#### Stored rows ####

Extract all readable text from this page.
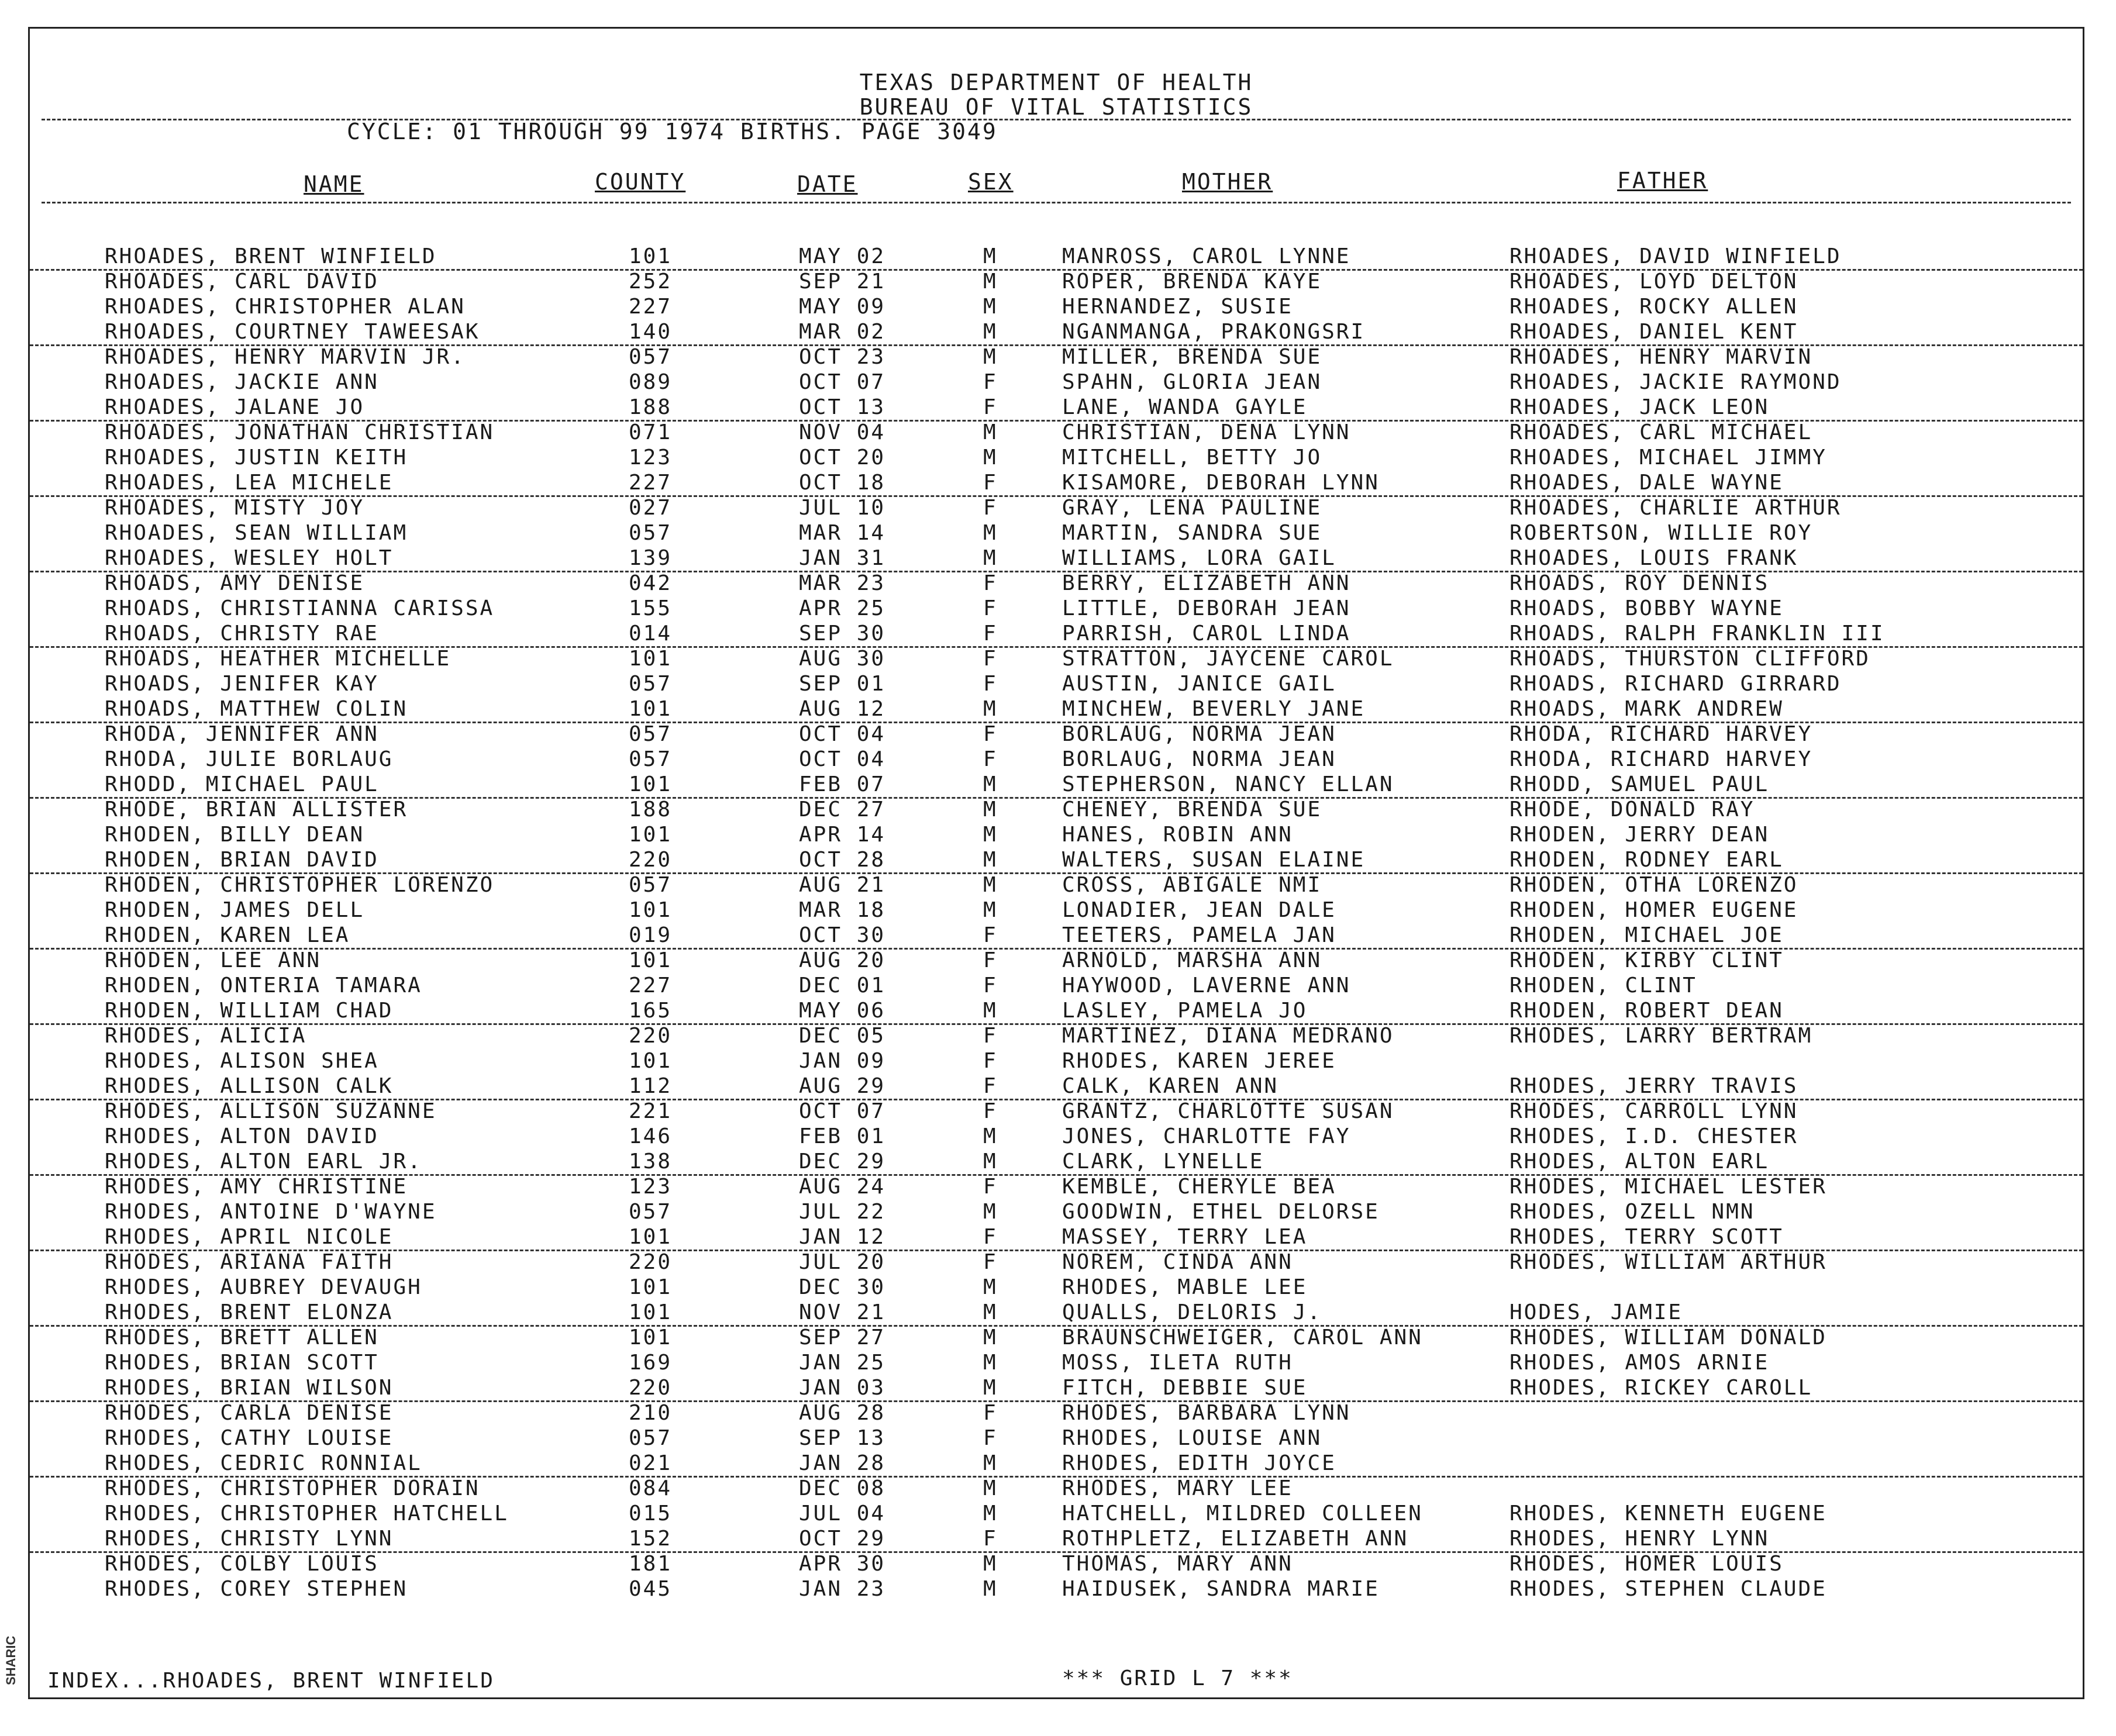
TEXAS DEPARTMENT OF HEALTH
BUREAU OF VITAL STATISTICS
CYCLE: 01 THROUGH 99 1974 BIRTHS. PAGE 3049
NAME	COUNTY	DATE	SEX	MOTHER	FATHER
RHOADES, BRENT WINFIELD	101	MAY 02	M	MANROSS, CAROL LYNNE	RHOADES, DAVID WINFIELD
RHOADES, CARL DAVID	252	SEP 21	M	ROPER, BRENDA KAYE	RHOADES, LOYD DELTON
RHOADES, CHRISTOPHER ALAN	227	MAY 09	M	HERNANDEZ, SUSIE	RHOADES, ROCKY ALLEN
RHOADES, COURTNEY TAWEESAK	140	MAR 02	M	NGANMANGA, PRAKONGSRI	RHOADES, DANIEL KENT
RHOADES, HENRY MARVIN JR.	057	OCT 23	M	MILLER, BRENDA SUE	RHOADES, HENRY MARVIN
RHOADES, JACKIE ANN	089	OCT 07	F	SPAHN, GLORIA JEAN	RHOADES, JACKIE RAYMOND
RHOADES, JALANE JO	188	OCT 13	F	LANE, WANDA GAYLE	RHOADES, JACK LEON
RHOADES, JONATHAN CHRISTIAN	071	NOV 04	M	CHRISTIAN, DENA LYNN	RHOADES, CARL MICHAEL
RHOADES, JUSTIN KEITH	123	OCT 20	M	MITCHELL, BETTY JO	RHOADES, MICHAEL JIMMY
RHOADES, LEA MICHELE	227	OCT 18	F	KISAMORE, DEBORAH LYNN	RHOADES, DALE WAYNE
RHOADES, MISTY JOY	027	JUL 10	F	GRAY, LENA PAULINE	RHOADES, CHARLIE ARTHUR
RHOADES, SEAN WILLIAM	057	MAR 14	M	MARTIN, SANDRA SUE	ROBERTSON, WILLIE ROY
RHOADES, WESLEY HOLT	139	JAN 31	M	WILLIAMS, LORA GAIL	RHOADES, LOUIS FRANK
RHOADS, AMY DENISE	042	MAR 23	F	BERRY, ELIZABETH ANN	RHOADS, ROY DENNIS
RHOADS, CHRISTIANNA CARISSA	155	APR 25	F	LITTLE, DEBORAH JEAN	RHOADS, BOBBY WAYNE
RHOADS, CHRISTY RAE	014	SEP 30	F	PARRISH, CAROL LINDA	RHOADS, RALPH FRANKLIN III
RHOADS, HEATHER MICHELLE	101	AUG 30	F	STRATTON, JAYCENE CAROL	RHOADS, THURSTON CLIFFORD
RHOADS, JENIFER KAY	057	SEP 01	F	AUSTIN, JANICE GAIL	RHOADS, RICHARD GIRRARD
RHOADS, MATTHEW COLIN	101	AUG 12	M	MINCHEW, BEVERLY JANE	RHOADS, MARK ANDREW
RHODA, JENNIFER ANN	057	OCT 04	F	BORLAUG, NORMA JEAN	RHODA, RICHARD HARVEY
RHODA, JULIE BORLAUG	057	OCT 04	F	BORLAUG, NORMA JEAN	RHODA, RICHARD HARVEY
RHODD, MICHAEL PAUL	101	FEB 07	M	STEPHERSON, NANCY ELLAN	RHODD, SAMUEL PAUL
RHODE, BRIAN ALLISTER	188	DEC 27	M	CHENEY, BRENDA SUE	RHODE, DONALD RAY
RHODEN, BILLY DEAN	101	APR 14	M	HANES, ROBIN ANN	RHODEN, JERRY DEAN
RHODEN, BRIAN DAVID	220	OCT 28	M	WALTERS, SUSAN ELAINE	RHODEN, RODNEY EARL
RHODEN, CHRISTOPHER LORENZO	057	AUG 21	M	CROSS, ABIGALE NMI	RHODEN, OTHA LORENZO
RHODEN, JAMES DELL	101	MAR 18	M	LONADIER, JEAN DALE	RHODEN, HOMER EUGENE
RHODEN, KAREN LEA	019	OCT 30	F	TEETERS, PAMELA JAN	RHODEN, MICHAEL JOE
RHODEN, LEE ANN	101	AUG 20	F	ARNOLD, MARSHA ANN	RHODEN, KIRBY CLINT
RHODEN, ONTERIA TAMARA	227	DEC 01	F	HAYWOOD, LAVERNE ANN	RHODEN, CLINT
RHODEN, WILLIAM CHAD	165	MAY 06	M	LASLEY, PAMELA JO	RHODEN, ROBERT DEAN
RHODES, ALICIA	220	DEC 05	F	MARTINEZ, DIANA MEDRANO	RHODES, LARRY BERTRAM
RHODES, ALISON SHEA	101	JAN 09	F	RHODES, KAREN JEREE
RHODES, ALLISON CALK	112	AUG 29	F	CALK, KAREN ANN	RHODES, JERRY TRAVIS
RHODES, ALLISON SUZANNE	221	OCT 07	F	GRANTZ, CHARLOTTE SUSAN	RHODES, CARROLL LYNN
RHODES, ALTON DAVID	146	FEB 01	M	JONES, CHARLOTTE FAY	RHODES, I.D. CHESTER
RHODES, ALTON EARL JR.	138	DEC 29	M	CLARK, LYNELLE	RHODES, ALTON EARL
RHODES, AMY CHRISTINE	123	AUG 24	F	KEMBLE, CHERYLE BEA	RHODES, MICHAEL LESTER
RHODES, ANTOINE D'WAYNE	057	JUL 22	M	GOODWIN, ETHEL DELORSE	RHODES, OZELL NMN
RHODES, APRIL NICOLE	101	JAN 12	F	MASSEY, TERRY LEA	RHODES, TERRY SCOTT
RHODES, ARIANA FAITH	220	JUL 20	F	NOREM, CINDA ANN	RHODES, WILLIAM ARTHUR
RHODES, AUBREY DEVAUGH	101	DEC 30	M	RHODES, MABLE LEE
RHODES, BRENT ELONZA	101	NOV 21	M	QUALLS, DELORIS J.	HODES, JAMIE
RHODES, BRETT ALLEN	101	SEP 27	M	BRAUNSCHWEIGER, CAROL ANN	RHODES, WILLIAM DONALD
RHODES, BRIAN SCOTT	169	JAN 25	M	MOSS, ILETA RUTH	RHODES, AMOS ARNIE
RHODES, BRIAN WILSON	220	JAN 03	M	FITCH, DEBBIE SUE	RHODES, RICKEY CAROLL
RHODES, CARLA DENISE	210	AUG 28	F	RHODES, BARBARA LYNN
RHODES, CATHY LOUISE	057	SEP 13	F	RHODES, LOUISE ANN
RHODES, CEDRIC RONNIAL	021	JAN 28	M	RHODES, EDITH JOYCE
RHODES, CHRISTOPHER DORAIN	084	DEC 08	M	RHODES, MARY LEE
RHODES, CHRISTOPHER HATCHELL	015	JUL 04	M	HATCHELL, MILDRED COLLEEN	RHODES, KENNETH EUGENE
RHODES, CHRISTY LYNN	152	OCT 29	F	ROTHPLETZ, ELIZABETH ANN	RHODES, HENRY LYNN
RHODES, COLBY LOUIS	181	APR 30	M	THOMAS, MARY ANN	RHODES, HOMER LOUIS
RHODES, COREY STEPHEN	045	JAN 23	M	HAIDUSEK, SANDRA MARIE	RHODES, STEPHEN CLAUDE
INDEX...RHOADES, BRENT WINFIELD	*** GRID L 7 ***
SHARIC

####

Directions: Copy the records above exactly. The pictures are not part of the copy.

The reply:
Extract all readable text from this page.
TEXAS DEPARTMENT OF HEALTH
BUREAU OF VITAL STATISTICS
CYCLE: 01 THROUGH 99 1974 BIRTHS. PAGE 3049
NAME	COUNTY	DATE	SEX	MOTHER	FATHER
RHOADES, BRENT WINFIELD	101	MAY 02	M	MANROSS, CAROL LYNNE	RHOADES, DAVID WINFIELD
RHOADES, CARL DAVID	252	SEP 21	M	ROPER, BRENDA KAYE	RHOADES, LOYD DELTON
RHOADES, CHRISTOPHER ALAN	227	MAY 09	M	HERNANDEZ, SUSIE	RHOADES, ROCKY ALLEN
RHOADES, COURTNEY TAWEESAK	140	MAR 02	M	NGANMANGA, PRAKONGSRI	RHOADES, DANIEL KENT
RHOADES, HENRY MARVIN JR.	057	OCT 23	M	MILLER, BRENDA SUE	RHOADES, HENRY MARVIN
RHOADES, JACKIE ANN	089	OCT 07	F	SPAHN, GLORIA JEAN	RHOADES, JACKIE RAYMOND
RHOADES, JALANE JO	188	OCT 13	F	LANE, WANDA GAYLE	RHOADES, JACK LEON
RHOADES, JONATHAN CHRISTIAN	071	NOV 04	M	CHRISTIAN, DENA LYNN	RHOADES, CARL MICHAEL
RHOADES, JUSTIN KEITH	123	OCT 20	M	MITCHELL, BETTY JO	RHOADES, MICHAEL JIMMY
RHOADES, LEA MICHELE	227	OCT 18	F	KISAMORE, DEBORAH LYNN	RHOADES, DALE WAYNE
RHOADES, MISTY JOY	027	JUL 10	F	GRAY, LENA PAULINE	RHOADES, CHARLIE ARTHUR
RHOADES, SEAN WILLIAM	057	MAR 14	M	MARTIN, SANDRA SUE	ROBERTSON, WILLIE ROY
RHOADES, WESLEY HOLT	139	JAN 31	M	WILLIAMS, LORA GAIL	RHOADES, LOUIS FRANK
RHOADS, AMY DENISE	042	MAR 23	F	BERRY, ELIZABETH ANN	RHOADS, ROY DENNIS
RHOADS, CHRISTIANNA CARISSA	155	APR 25	F	LITTLE, DEBORAH JEAN	RHOADS, BOBBY WAYNE
RHOADS, CHRISTY RAE	014	SEP 30	F	PARRISH, CAROL LINDA	RHOADS, RALPH FRANKLIN III
RHOADS, HEATHER MICHELLE	101	AUG 30	F	STRATTON, JAYCENE CAROL	RHOADS, THURSTON CLIFFORD
RHOADS, JENIFER KAY	057	SEP 01	F	AUSTIN, JANICE GAIL	RHOADS, RICHARD GIRRARD
RHOADS, MATTHEW COLIN	101	AUG 12	M	MINCHEW, BEVERLY JANE	RHOADS, MARK ANDREW
RHODA, JENNIFER ANN	057	OCT 04	F	BORLAUG, NORMA JEAN	RHODA, RICHARD HARVEY
RHODA, JULIE BORLAUG	057	OCT 04	F	BORLAUG, NORMA JEAN	RHODA, RICHARD HARVEY
RHODD, MICHAEL PAUL	101	FEB 07	M	STEPHERSON, NANCY ELLAN	RHODD, SAMUEL PAUL
RHODE, BRIAN ALLISTER	188	DEC 27	M	CHENEY, BRENDA SUE	RHODE, DONALD RAY
RHODEN, BILLY DEAN	101	APR 14	M	HANES, ROBIN ANN	RHODEN, JERRY DEAN
RHODEN, BRIAN DAVID	220	OCT 28	M	WALTERS, SUSAN ELAINE	RHODEN, RODNEY EARL
RHODEN, CHRISTOPHER LORENZO	057	AUG 21	M	CROSS, ABIGALE NMI	RHODEN, OTHA LORENZO
RHODEN, JAMES DELL	101	MAR 18	M	LONADIER, JEAN DALE	RHODEN, HOMER EUGENE
RHODEN, KAREN LEA	019	OCT 30	F	TEETERS, PAMELA JAN	RHODEN, MICHAEL JOE
RHODEN, LEE ANN	101	AUG 20	F	ARNOLD, MARSHA ANN	RHODEN, KIRBY CLINT
RHODEN, ONTERIA TAMARA	227	DEC 01	F	HAYWOOD, LAVERNE ANN	RHODEN, CLINT
RHODEN, WILLIAM CHAD	165	MAY 06	M	LASLEY, PAMELA JO	RHODEN, ROBERT DEAN
RHODES, ALICIA	220	DEC 05	F	MARTINEZ, DIANA MEDRANO	RHODES, LARRY BERTRAM
RHODES, ALISON SHEA	101	JAN 09	F	RHODES, KAREN JEREE
RHODES, ALLISON CALK	112	AUG 29	F	CALK, KAREN ANN	RHODES, JERRY TRAVIS
RHODES, ALLISON SUZANNE	221	OCT 07	F	GRANTZ, CHARLOTTE SUSAN	RHODES, CARROLL LYNN
RHODES, ALTON DAVID	146	FEB 01	M	JONES, CHARLOTTE FAY	RHODES, I.D. CHESTER
RHODES, ALTON EARL JR.	138	DEC 29	M	CLARK, LYNELLE	RHODES, ALTON EARL
RHODES, AMY CHRISTINE	123	AUG 24	F	KEMBLE, CHERYLE BEA	RHODES, MICHAEL LESTER
RHODES, ANTOINE D'WAYNE	057	JUL 22	M	GOODWIN, ETHEL DELORSE	RHODES, OZELL NMN
RHODES, APRIL NICOLE	101	JAN 12	F	MASSEY, TERRY LEA	RHODES, TERRY SCOTT
RHODES, ARIANA FAITH	220	JUL 20	F	NOREM, CINDA ANN	RHODES, WILLIAM ARTHUR
RHODES, AUBREY DEVAUGH	101	DEC 30	M	RHODES, MABLE LEE
RHODES, BRENT ELONZA	101	NOV 21	M	QUALLS, DELORIS J.	HODES, JAMIE
RHODES, BRETT ALLEN	101	SEP 27	M	BRAUNSCHWEIGER, CAROL ANN	RHODES, WILLIAM DONALD
RHODES, BRIAN SCOTT	169	JAN 25	M	MOSS, ILETA RUTH	RHODES, AMOS ARNIE
RHODES, BRIAN WILSON	220	JAN 03	M	FITCH, DEBBIE SUE	RHODES, RICKEY CAROLL
RHODES, CARLA DENISE	210	AUG 28	F	RHODES, BARBARA LYNN
RHODES, CATHY LOUISE	057	SEP 13	F	RHODES, LOUISE ANN
RHODES, CEDRIC RONNIAL	021	JAN 28	M	RHODES, EDITH JOYCE
RHODES, CHRISTOPHER DORAIN	084	DEC 08	M	RHODES, MARY LEE
RHODES, CHRISTOPHER HATCHELL	015	JUL 04	M	HATCHELL, MILDRED COLLEEN	RHODES, KENNETH EUGENE
RHODES, CHRISTY LYNN	152	OCT 29	F	ROTHPLETZ, ELIZABETH ANN	RHODES, HENRY LYNN
RHODES, COLBY LOUIS	181	APR 30	M	THOMAS, MARY ANN	RHODES, HOMER LOUIS
RHODES, COREY STEPHEN	045	JAN 23	M	HAIDUSEK, SANDRA MARIE	RHODES, STEPHEN CLAUDE
INDEX...RHOADES, BRENT WINFIELD	*** GRID L 7 ***
SHARIC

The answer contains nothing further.